-- START Data lines --
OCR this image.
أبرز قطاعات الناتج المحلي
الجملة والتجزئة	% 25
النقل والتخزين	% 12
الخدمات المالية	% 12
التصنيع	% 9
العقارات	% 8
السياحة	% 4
-- END Data lines --
=== Work to be completed ===
Output the records exactly, including every line.

=== The result ===
OCR this image.
أبرز قطاعات الناتج المحلي
الجملة والتجزئة	% 25
النقل والتخزين	% 12
الخدمات المالية	% 12
التصنيع	% 9
العقارات	% 8
السياحة	% 4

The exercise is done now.